**PROBLEM STATEMENT**
Output the entries below exactly as written, omitting pictures.

-=-=-

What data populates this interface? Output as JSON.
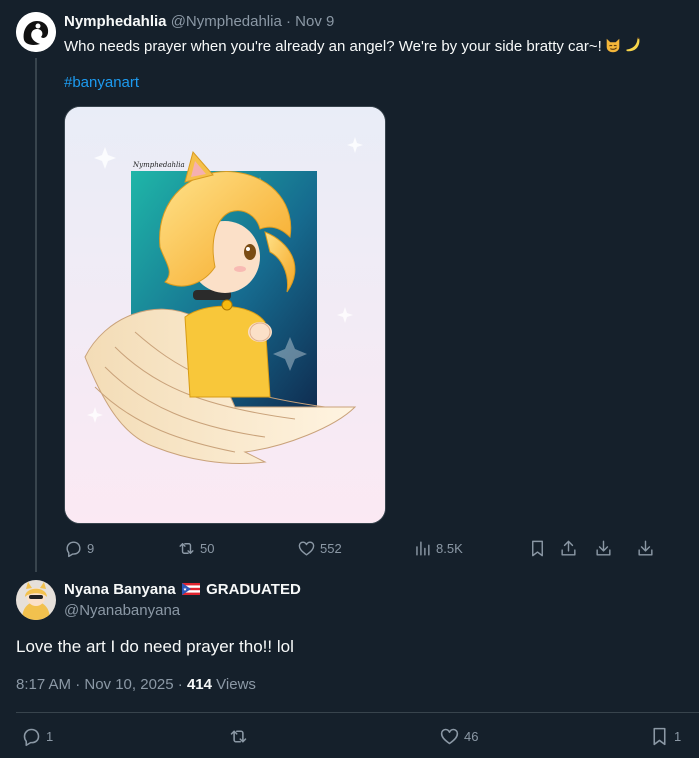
{
  "tweet": {
    "author_name": "Nymphedahlia",
    "author_handle": "@Nymphedahlia",
    "separator": "·",
    "date": "Nov 9",
    "text": "Who needs prayer when you're already an angel? We're by your side bratty car~!",
    "emojis": [
      "smirking-cat-emoji",
      "banana-emoji"
    ],
    "hashtag": "#banyanart",
    "media": {
      "alt": "Anime-style illustration of a blonde cat-eared girl with angel wings and a bell collar, praying",
      "signature": "Nymphedahlia"
    },
    "actions": {
      "replies": "9",
      "reposts": "50",
      "likes": "552",
      "views": "8.5K"
    }
  },
  "reply": {
    "author_name": "Nyana Banyana",
    "author_suffix": "GRADUATED",
    "author_handle": "@Nyanabanyana",
    "text": "Love the art I do need prayer tho!! lol",
    "time": "8:17 AM · Nov 10, 2025",
    "meta_sep": "·",
    "views_count": "414",
    "views_label": "Views",
    "actions": {
      "replies": "1",
      "reposts": "",
      "likes": "46",
      "bookmarks": "1"
    }
  },
  "colors": {
    "background": "#15202b",
    "text": "#f7f9f9",
    "muted": "#8b98a5",
    "link": "#1d9bf0",
    "border": "#38444d"
  }
}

-=-=-

**CORRECT OUTPUT**
What data populates this interface? Output as JSON.
{
  "tweet": {
    "author_name": "Nymphedahlia",
    "author_handle": "@Nymphedahlia",
    "separator": "·",
    "date": "Nov 9",
    "text": "Who needs prayer when you're already an angel? We're by your side bratty car~!",
    "emojis": [
      "smirking-cat-emoji",
      "banana-emoji"
    ],
    "hashtag": "#banyanart",
    "media": {
      "alt": "Anime-style illustration of a blonde cat-eared girl with angel wings and a bell collar, praying",
      "signature": "Nymphedahlia"
    },
    "actions": {
      "replies": "9",
      "reposts": "50",
      "likes": "552",
      "views": "8.5K"
    }
  },
  "reply": {
    "author_name": "Nyana Banyana",
    "author_suffix": "GRADUATED",
    "author_handle": "@Nyanabanyana",
    "text": "Love the art I do need prayer tho!! lol",
    "time": "8:17 AM · Nov 10, 2025",
    "meta_sep": "·",
    "views_count": "414",
    "views_label": "Views",
    "actions": {
      "replies": "1",
      "reposts": "",
      "likes": "46",
      "bookmarks": "1"
    }
  },
  "colors": {
    "background": "#15202b",
    "text": "#f7f9f9",
    "muted": "#8b98a5",
    "link": "#1d9bf0",
    "border": "#38444d"
  }
}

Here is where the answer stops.